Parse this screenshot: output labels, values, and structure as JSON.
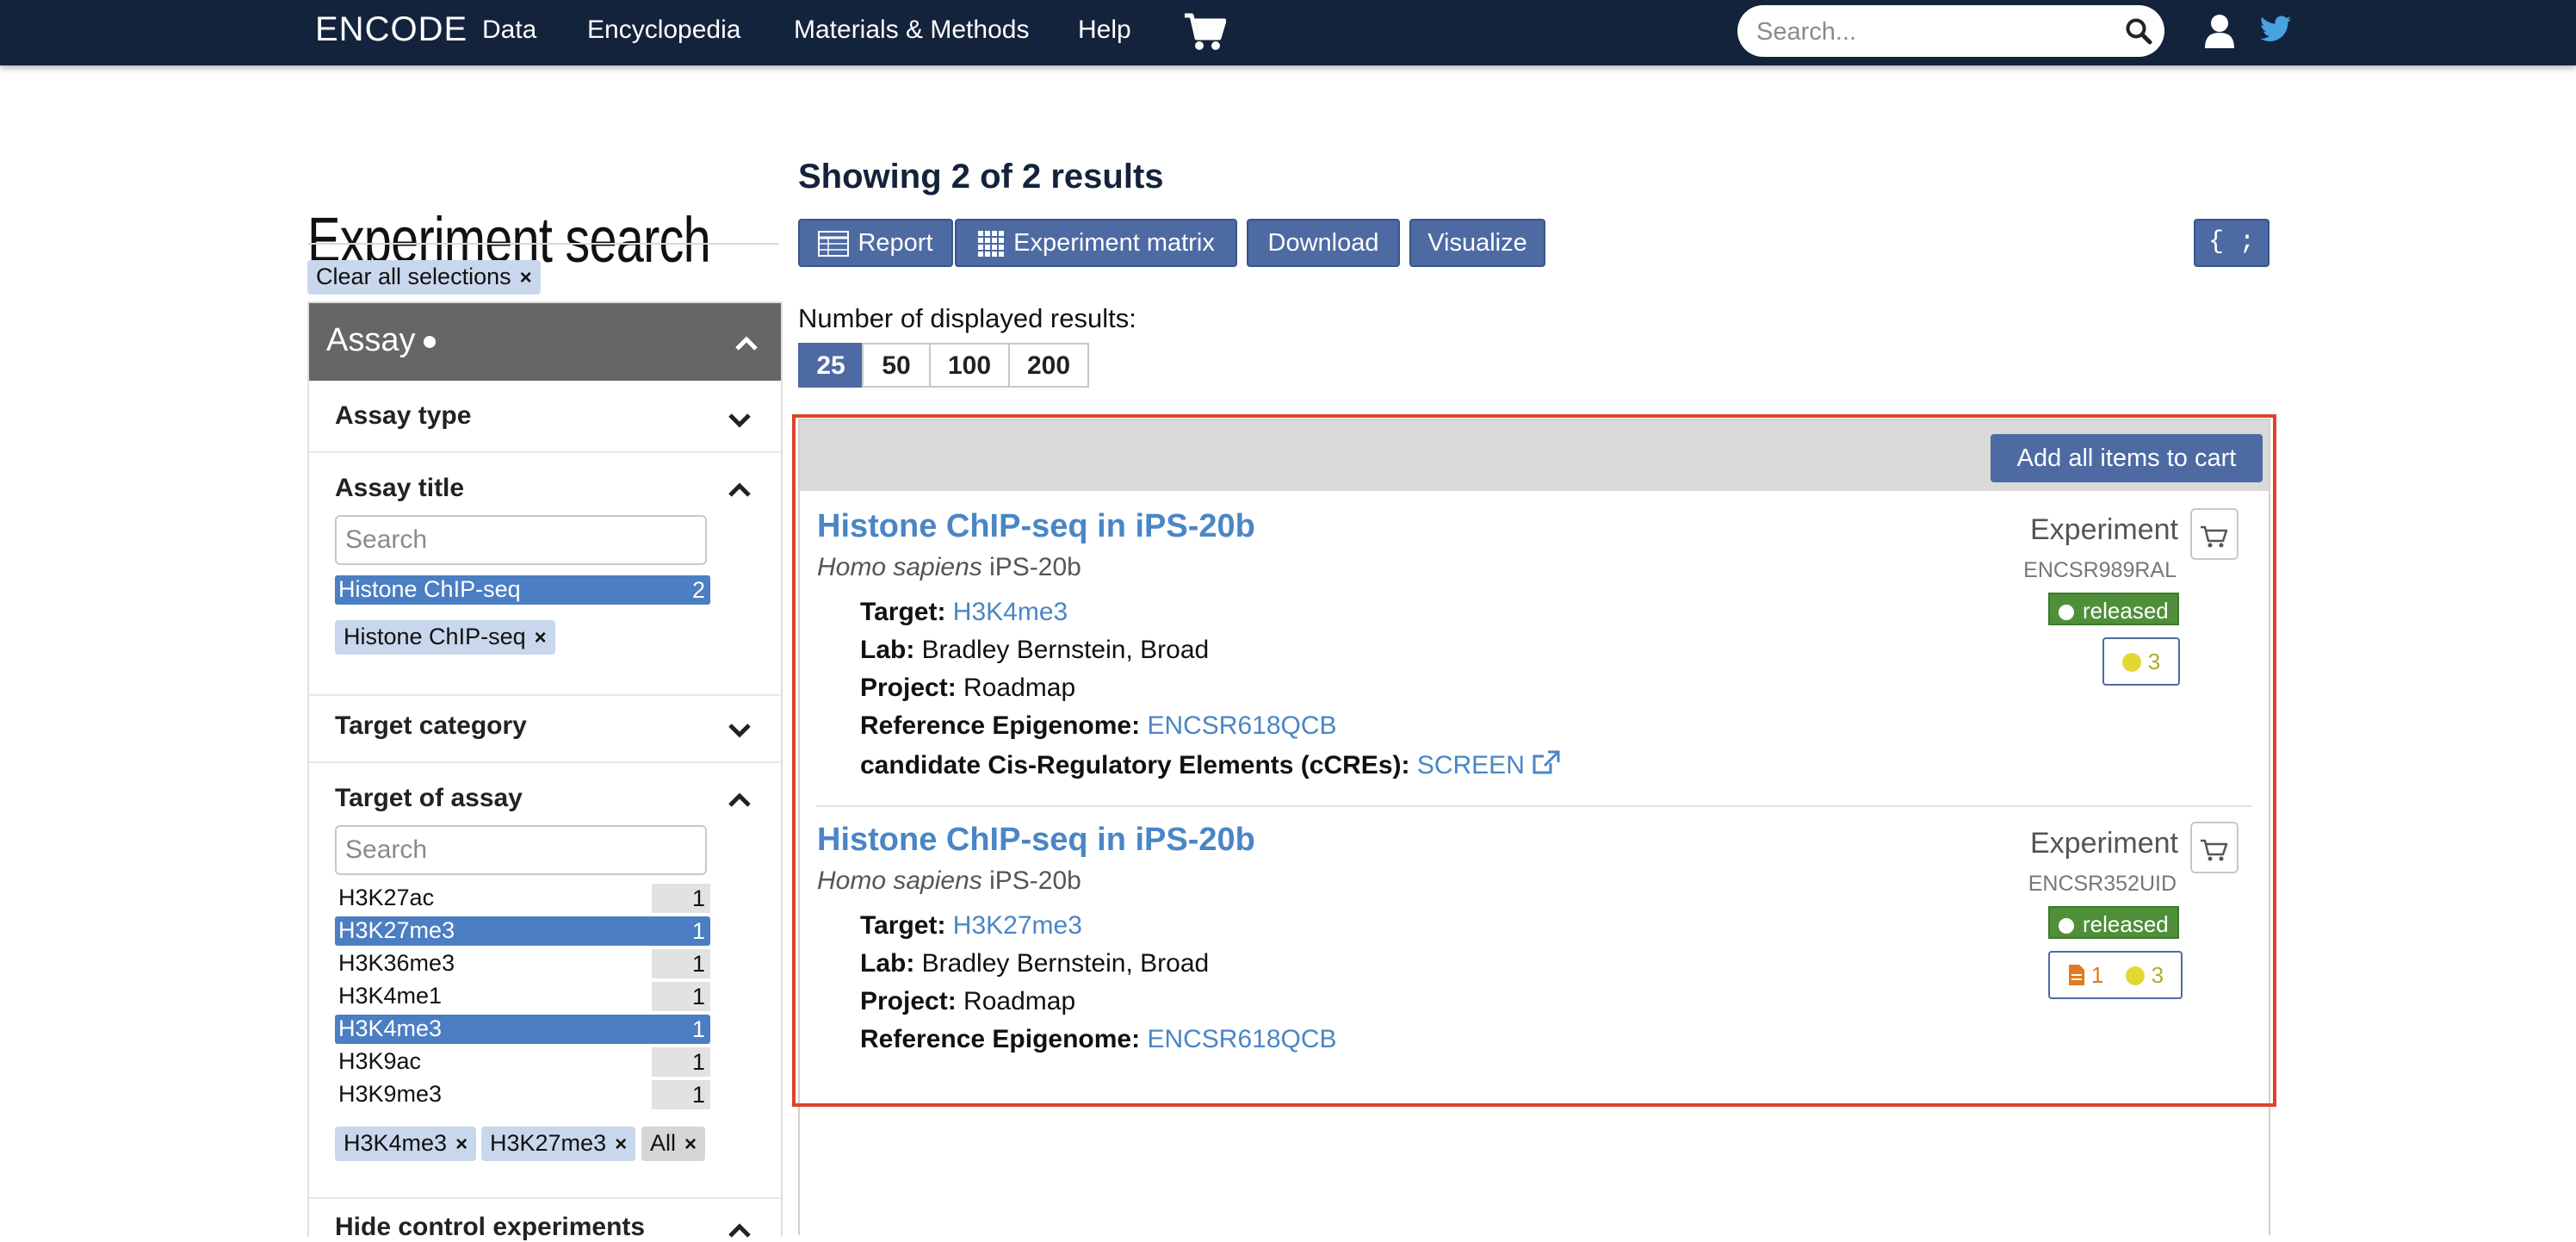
{
  "nav": {
    "brand": "ENCODE",
    "links": [
      "Data",
      "Encyclopedia",
      "Materials & Methods",
      "Help"
    ],
    "search_placeholder": "Search..."
  },
  "sidebar": {
    "page_title": "Experiment search",
    "clear_all": "Clear all selections",
    "assay_header": "Assay",
    "assay_type": "Assay type",
    "assay_title": "Assay title",
    "assay_title_search_placeholder": "Search",
    "assay_title_terms": [
      {
        "name": "Histone ChIP-seq",
        "count": "2"
      }
    ],
    "assay_title_pill": "Histone ChIP-seq",
    "target_category": "Target category",
    "target_of_assay": "Target of assay",
    "target_search_placeholder": "Search",
    "target_terms": [
      {
        "name": "H3K27ac",
        "count": "1",
        "selected": false
      },
      {
        "name": "H3K27me3",
        "count": "1",
        "selected": true
      },
      {
        "name": "H3K36me3",
        "count": "1",
        "selected": false
      },
      {
        "name": "H3K4me1",
        "count": "1",
        "selected": false
      },
      {
        "name": "H3K4me3",
        "count": "1",
        "selected": true
      },
      {
        "name": "H3K9ac",
        "count": "1",
        "selected": false
      },
      {
        "name": "H3K9me3",
        "count": "1",
        "selected": false
      }
    ],
    "target_pills": [
      "H3K4me3",
      "H3K27me3",
      "All"
    ],
    "hide_control": "Hide control experiments"
  },
  "main": {
    "results_count": "Showing 2 of 2 results",
    "buttons": {
      "report": "Report",
      "matrix": "Experiment matrix",
      "download": "Download",
      "visualize": "Visualize",
      "json": "{ ; }"
    },
    "num_label": "Number of displayed results:",
    "page_sizes": [
      "25",
      "50",
      "100",
      "200"
    ],
    "add_all_cart": "Add all items to cart",
    "results": [
      {
        "title": "Histone ChIP-seq in iPS-20b",
        "organism": "Homo sapiens",
        "biosample": "iPS-20b",
        "target_label": "Target:",
        "target": "H3K4me3",
        "lab_label": "Lab:",
        "lab": "Bradley Bernstein, Broad",
        "project_label": "Project:",
        "project": "Roadmap",
        "ref_label": "Reference Epigenome:",
        "ref": "ENCSR618QCB",
        "ccre_label": "candidate Cis-Regulatory Elements (cCREs):",
        "ccre": "SCREEN",
        "type": "Experiment",
        "accession": "ENCSR989RAL",
        "status": "released",
        "audit_yellow": "3"
      },
      {
        "title": "Histone ChIP-seq in iPS-20b",
        "organism": "Homo sapiens",
        "biosample": "iPS-20b",
        "target_label": "Target:",
        "target": "H3K27me3",
        "lab_label": "Lab:",
        "lab": "Bradley Bernstein, Broad",
        "project_label": "Project:",
        "project": "Roadmap",
        "ref_label": "Reference Epigenome:",
        "ref": "ENCSR618QCB",
        "type": "Experiment",
        "accession": "ENCSR352UID",
        "status": "released",
        "audit_orange": "1",
        "audit_yellow": "3"
      }
    ]
  },
  "colors": {
    "navbar": "#14233c",
    "button": "#4d6aa3",
    "link": "#4a86c5",
    "selected_term": "#4b7ec3",
    "status_released": "#4f8f3a",
    "highlight": "#e0432b"
  }
}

########################################

ACTION ITEM: Omit all pictures while transcribing the entries verbatim.

THE ANSWER:
Parse this screenshot: output labels, values, and structure as JSON.
{
  "nav": {
    "brand": "ENCODE",
    "links": [
      "Data",
      "Encyclopedia",
      "Materials & Methods",
      "Help"
    ],
    "search_placeholder": "Search..."
  },
  "sidebar": {
    "page_title": "Experiment search",
    "clear_all": "Clear all selections",
    "assay_header": "Assay",
    "assay_type": "Assay type",
    "assay_title": "Assay title",
    "assay_title_search_placeholder": "Search",
    "assay_title_terms": [
      {
        "name": "Histone ChIP-seq",
        "count": "2"
      }
    ],
    "assay_title_pill": "Histone ChIP-seq",
    "target_category": "Target category",
    "target_of_assay": "Target of assay",
    "target_search_placeholder": "Search",
    "target_terms": [
      {
        "name": "H3K27ac",
        "count": "1",
        "selected": false
      },
      {
        "name": "H3K27me3",
        "count": "1",
        "selected": true
      },
      {
        "name": "H3K36me3",
        "count": "1",
        "selected": false
      },
      {
        "name": "H3K4me1",
        "count": "1",
        "selected": false
      },
      {
        "name": "H3K4me3",
        "count": "1",
        "selected": true
      },
      {
        "name": "H3K9ac",
        "count": "1",
        "selected": false
      },
      {
        "name": "H3K9me3",
        "count": "1",
        "selected": false
      }
    ],
    "target_pills": [
      "H3K4me3",
      "H3K27me3",
      "All"
    ],
    "hide_control": "Hide control experiments"
  },
  "main": {
    "results_count": "Showing 2 of 2 results",
    "buttons": {
      "report": "Report",
      "matrix": "Experiment matrix",
      "download": "Download",
      "visualize": "Visualize",
      "json": "{ ; }"
    },
    "num_label": "Number of displayed results:",
    "page_sizes": [
      "25",
      "50",
      "100",
      "200"
    ],
    "add_all_cart": "Add all items to cart",
    "results": [
      {
        "title": "Histone ChIP-seq in iPS-20b",
        "organism": "Homo sapiens",
        "biosample": "iPS-20b",
        "target_label": "Target:",
        "target": "H3K4me3",
        "lab_label": "Lab:",
        "lab": "Bradley Bernstein, Broad",
        "project_label": "Project:",
        "project": "Roadmap",
        "ref_label": "Reference Epigenome:",
        "ref": "ENCSR618QCB",
        "ccre_label": "candidate Cis-Regulatory Elements (cCREs):",
        "ccre": "SCREEN",
        "type": "Experiment",
        "accession": "ENCSR989RAL",
        "status": "released",
        "audit_yellow": "3"
      },
      {
        "title": "Histone ChIP-seq in iPS-20b",
        "organism": "Homo sapiens",
        "biosample": "iPS-20b",
        "target_label": "Target:",
        "target": "H3K27me3",
        "lab_label": "Lab:",
        "lab": "Bradley Bernstein, Broad",
        "project_label": "Project:",
        "project": "Roadmap",
        "ref_label": "Reference Epigenome:",
        "ref": "ENCSR618QCB",
        "type": "Experiment",
        "accession": "ENCSR352UID",
        "status": "released",
        "audit_orange": "1",
        "audit_yellow": "3"
      }
    ]
  },
  "colors": {
    "navbar": "#14233c",
    "button": "#4d6aa3",
    "link": "#4a86c5",
    "selected_term": "#4b7ec3",
    "status_released": "#4f8f3a",
    "highlight": "#e0432b"
  }
}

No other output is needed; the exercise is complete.